What the task asks = Reproduce every entry that follows word for word, but omit the images.
┄┄┄┄┄┄┄┄┄┄┄┄┄┄┄┄┄┄┄┄
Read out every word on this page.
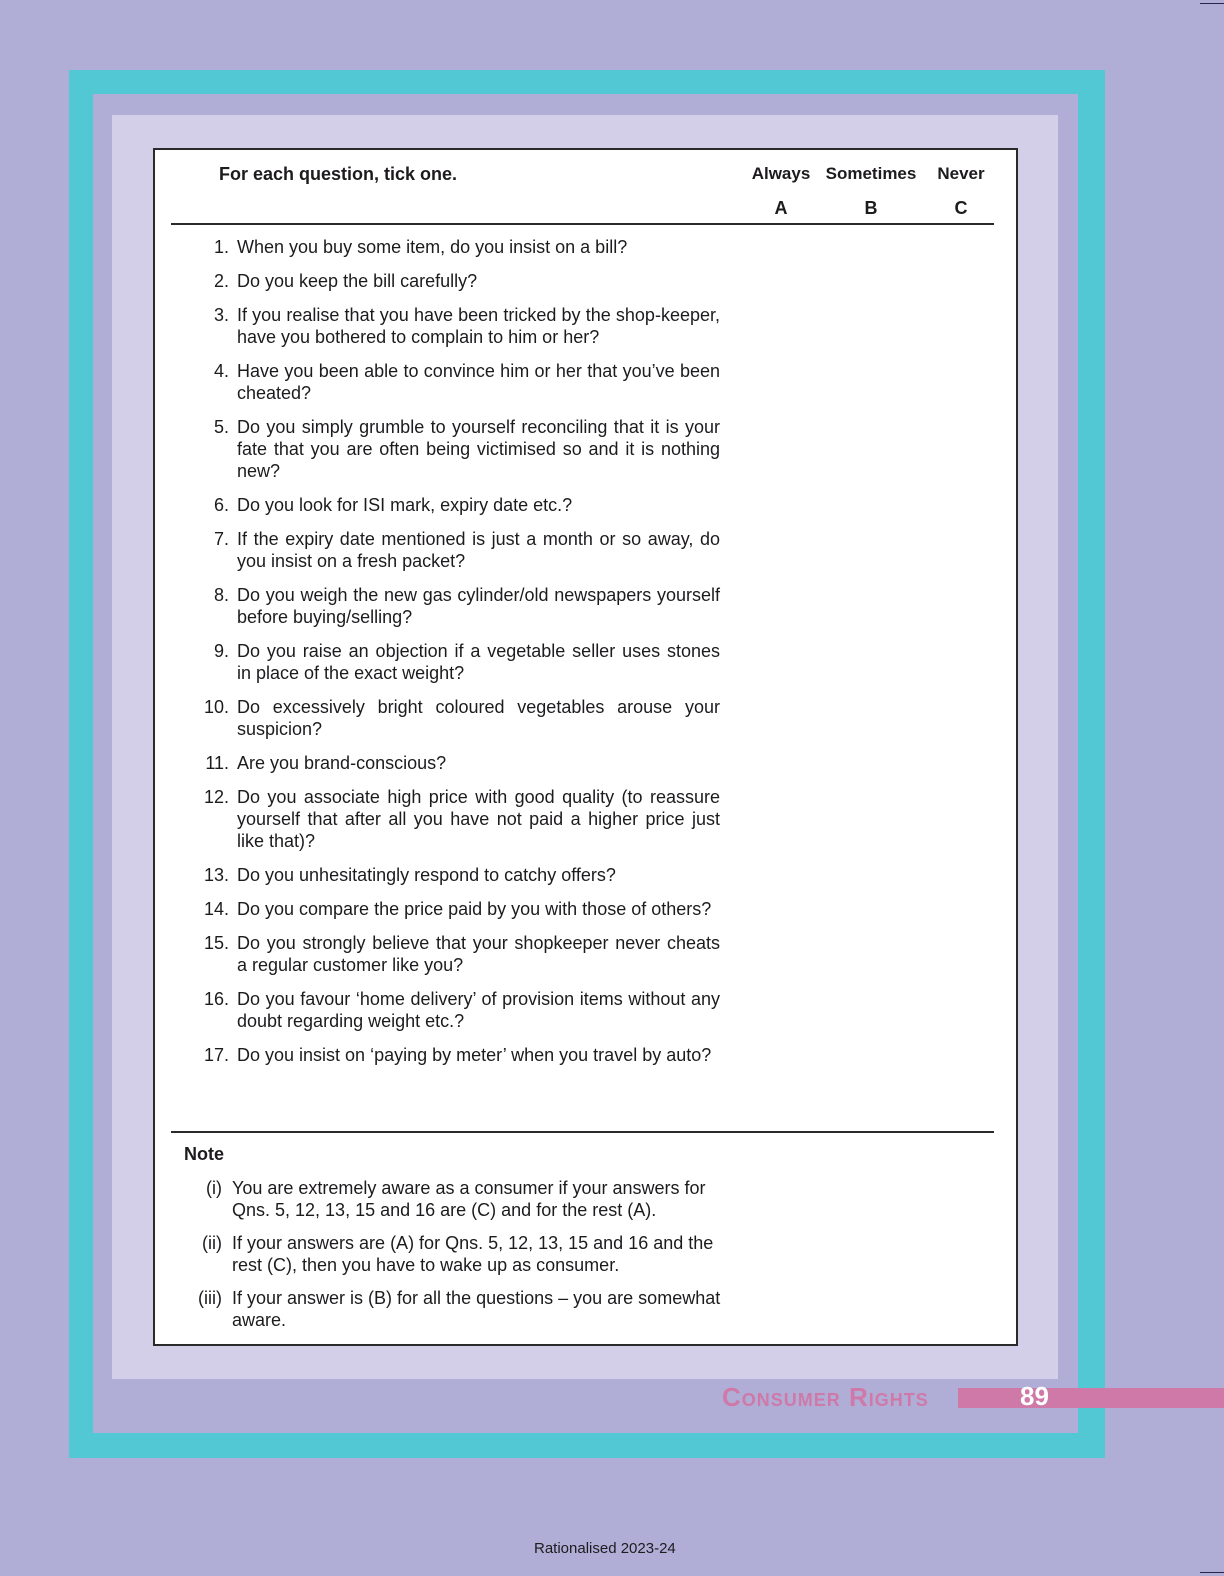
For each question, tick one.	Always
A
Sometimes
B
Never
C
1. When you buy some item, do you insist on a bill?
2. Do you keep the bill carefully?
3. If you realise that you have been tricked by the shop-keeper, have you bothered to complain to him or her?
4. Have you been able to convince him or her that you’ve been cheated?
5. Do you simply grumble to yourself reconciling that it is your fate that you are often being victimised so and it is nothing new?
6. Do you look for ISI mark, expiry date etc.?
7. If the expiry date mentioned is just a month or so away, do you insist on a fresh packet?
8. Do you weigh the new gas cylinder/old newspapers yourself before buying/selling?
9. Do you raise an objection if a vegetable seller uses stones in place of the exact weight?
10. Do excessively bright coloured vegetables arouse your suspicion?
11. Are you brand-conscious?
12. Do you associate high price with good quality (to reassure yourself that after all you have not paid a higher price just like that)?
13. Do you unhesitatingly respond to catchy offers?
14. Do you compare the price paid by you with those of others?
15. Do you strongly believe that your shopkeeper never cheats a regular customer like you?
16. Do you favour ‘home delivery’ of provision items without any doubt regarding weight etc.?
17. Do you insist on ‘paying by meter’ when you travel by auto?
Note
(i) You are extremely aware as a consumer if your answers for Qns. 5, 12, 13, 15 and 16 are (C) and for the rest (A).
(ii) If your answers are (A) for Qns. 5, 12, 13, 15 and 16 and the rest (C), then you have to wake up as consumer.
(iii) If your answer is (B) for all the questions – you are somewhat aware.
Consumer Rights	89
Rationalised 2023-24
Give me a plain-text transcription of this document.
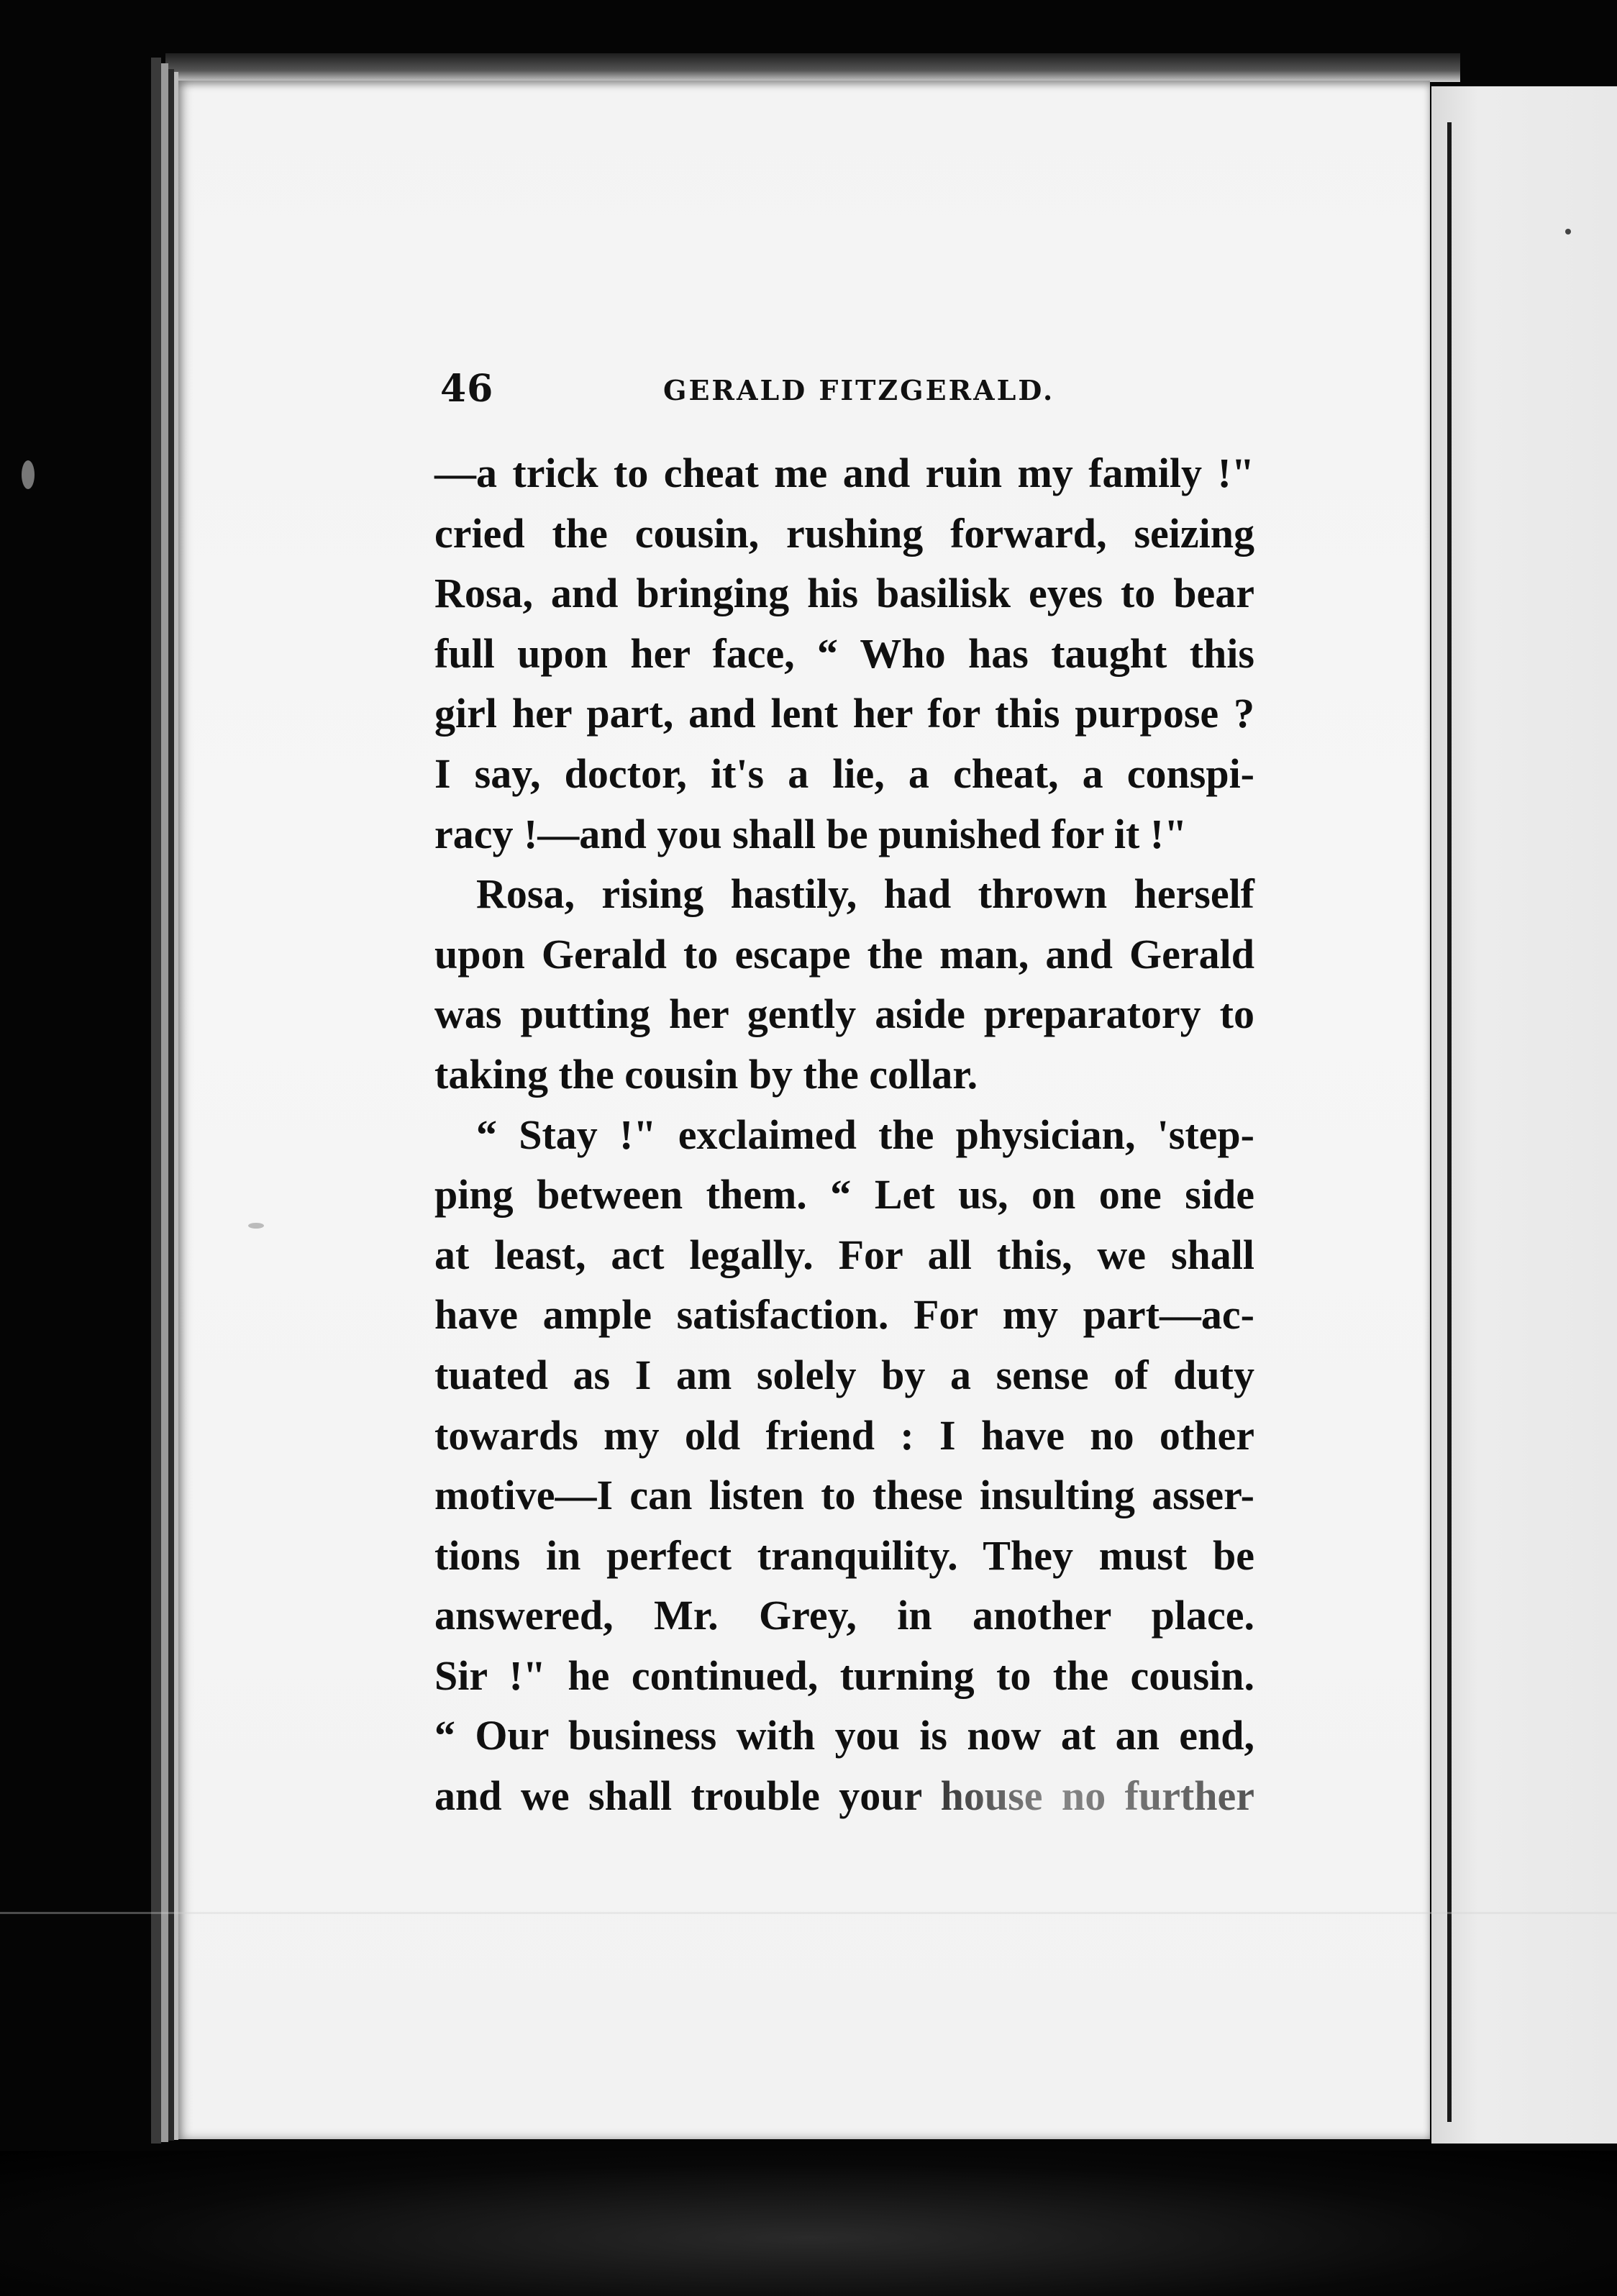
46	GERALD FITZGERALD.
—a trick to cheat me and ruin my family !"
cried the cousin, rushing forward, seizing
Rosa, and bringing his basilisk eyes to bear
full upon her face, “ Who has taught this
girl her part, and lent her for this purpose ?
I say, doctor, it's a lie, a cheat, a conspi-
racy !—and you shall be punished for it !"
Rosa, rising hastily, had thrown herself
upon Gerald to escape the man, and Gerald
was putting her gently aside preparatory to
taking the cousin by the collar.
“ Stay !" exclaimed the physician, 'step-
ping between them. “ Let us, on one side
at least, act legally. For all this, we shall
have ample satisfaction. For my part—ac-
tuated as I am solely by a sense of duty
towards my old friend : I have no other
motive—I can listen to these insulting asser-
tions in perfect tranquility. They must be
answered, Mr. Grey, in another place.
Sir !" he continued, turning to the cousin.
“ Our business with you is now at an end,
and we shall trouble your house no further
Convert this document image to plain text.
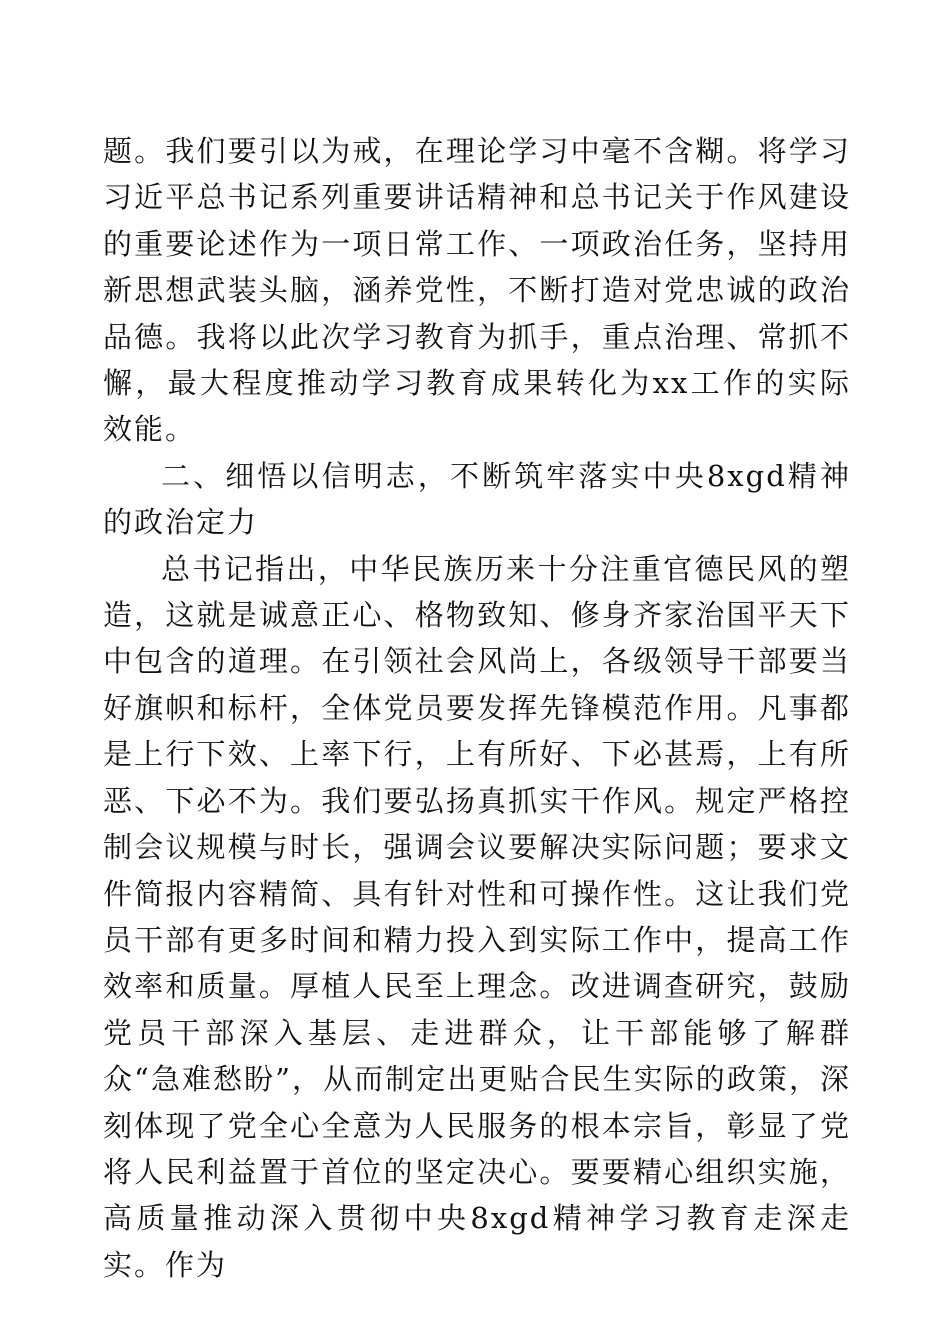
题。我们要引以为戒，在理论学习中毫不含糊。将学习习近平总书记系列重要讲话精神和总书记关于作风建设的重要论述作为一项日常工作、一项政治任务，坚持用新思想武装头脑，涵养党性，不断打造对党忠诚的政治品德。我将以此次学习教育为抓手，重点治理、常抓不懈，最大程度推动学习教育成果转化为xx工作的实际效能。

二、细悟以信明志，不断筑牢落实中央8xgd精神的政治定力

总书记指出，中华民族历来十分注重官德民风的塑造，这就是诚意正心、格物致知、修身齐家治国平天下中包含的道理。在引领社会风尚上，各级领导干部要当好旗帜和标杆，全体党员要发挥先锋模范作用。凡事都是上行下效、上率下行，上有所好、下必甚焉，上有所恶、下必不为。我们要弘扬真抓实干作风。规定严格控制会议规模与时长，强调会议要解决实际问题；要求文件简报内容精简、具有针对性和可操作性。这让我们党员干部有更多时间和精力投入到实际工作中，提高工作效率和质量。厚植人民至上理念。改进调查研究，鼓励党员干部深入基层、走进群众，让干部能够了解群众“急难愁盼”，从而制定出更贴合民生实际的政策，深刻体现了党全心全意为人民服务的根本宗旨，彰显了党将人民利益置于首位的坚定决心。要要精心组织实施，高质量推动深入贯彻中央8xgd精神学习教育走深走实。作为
┄┄┄┄┄┄┄┄┄┄┄┄┄┄┄┄┄┄┄┄
Reply =
Read out every word on this page.
For each question, tick one.	Always
A
Sometimes
B
Never
C
1. When you buy some item, do you insist on a bill?
2. Do you keep the bill carefully?
3. If you realise that you have been tricked by the shop-keeper, have you bothered to complain to him or her?
4. Have you been able to convince him or her that you’ve been cheated?
5. Do you simply grumble to yourself reconciling that it is your fate that you are often being victimised so and it is nothing new?
6. Do you look for ISI mark, expiry date etc.?
7. If the expiry date mentioned is just a month or so away, do you insist on a fresh packet?
8. Do you weigh the new gas cylinder/old newspapers yourself before buying/selling?
9. Do you raise an objection if a vegetable seller uses stones in place of the exact weight?
10. Do excessively bright coloured vegetables arouse your suspicion?
11. Are you brand-conscious?
12. Do you associate high price with good quality (to reassure yourself that after all you have not paid a higher price just like that)?
13. Do you unhesitatingly respond to catchy offers?
14. Do you compare the price paid by you with those of others?
15. Do you strongly believe that your shopkeeper never cheats a regular customer like you?
16. Do you favour ‘home delivery’ of provision items without any doubt regarding weight etc.?
17. Do you insist on ‘paying by meter’ when you travel by auto?
Note
(i) You are extremely aware as a consumer if your answers for Qns. 5, 12, 13, 15 and 16 are (C) and for the rest (A).
(ii) If your answers are (A) for Qns. 5, 12, 13, 15 and 16 and the rest (C), then you have to wake up as consumer.
(iii) If your answer is (B) for all the questions – you are somewhat aware.
Consumer Rights	89
Rationalised 2023-24
Give me a plain-text transcription of this document.
46	GERALD FITZGERALD.
—a trick to cheat me and ruin my family !"
cried the cousin, rushing forward, seizing
Rosa, and bringing his basilisk eyes to bear
full upon her face, “ Who has taught this
girl her part, and lent her for this purpose ?
I say, doctor, it's a lie, a cheat, a conspi-
racy !—and you shall be punished for it !"
Rosa, rising hastily, had thrown herself
upon Gerald to escape the man, and Gerald
was putting her gently aside preparatory to
taking the cousin by the collar.
“ Stay !" exclaimed the physician, 'step-
ping between them. “ Let us, on one side
at least, act legally. For all this, we shall
have ample satisfaction. For my part—ac-
tuated as I am solely by a sense of duty
towards my old friend : I have no other
motive—I can listen to these insulting asser-
tions in perfect tranquility. They must be
answered, Mr. Grey, in another place.
Sir !" he continued, turning to the cousin.
“ Our business with you is now at an end,
and we shall trouble your house no further
Convert this document image to plain text.
题。我们要引以为戒，在理论学习中毫不含糊。将学习习近平总书记系列重要讲话精神和总书记关于作风建设的重要论述作为一项日常工作、一项政治任务，坚持用新思想武装头脑，涵养党性，不断打造对党忠诚的政治品德。我将以此次学习教育为抓手，重点治理、常抓不懈，最大程度推动学习教育成果转化为xx工作的实际效能。

二、细悟以信明志，不断筑牢落实中央8xgd精神的政治定力

总书记指出，中华民族历来十分注重官德民风的塑造，这就是诚意正心、格物致知、修身齐家治国平天下中包含的道理。在引领社会风尚上，各级领导干部要当好旗帜和标杆，全体党员要发挥先锋模范作用。凡事都是上行下效、上率下行，上有所好、下必甚焉，上有所恶、下必不为。我们要弘扬真抓实干作风。规定严格控制会议规模与时长，强调会议要解决实际问题；要求文件简报内容精简、具有针对性和可操作性。这让我们党员干部有更多时间和精力投入到实际工作中，提高工作效率和质量。厚植人民至上理念。改进调查研究，鼓励党员干部深入基层、走进群众，让干部能够了解群众“急难愁盼”，从而制定出更贴合民生实际的政策，深刻体现了党全心全意为人民服务的根本宗旨，彰显了党将人民利益置于首位的坚定决心。要要精心组织实施，高质量推动深入贯彻中央8xgd精神学习教育走深走实。作为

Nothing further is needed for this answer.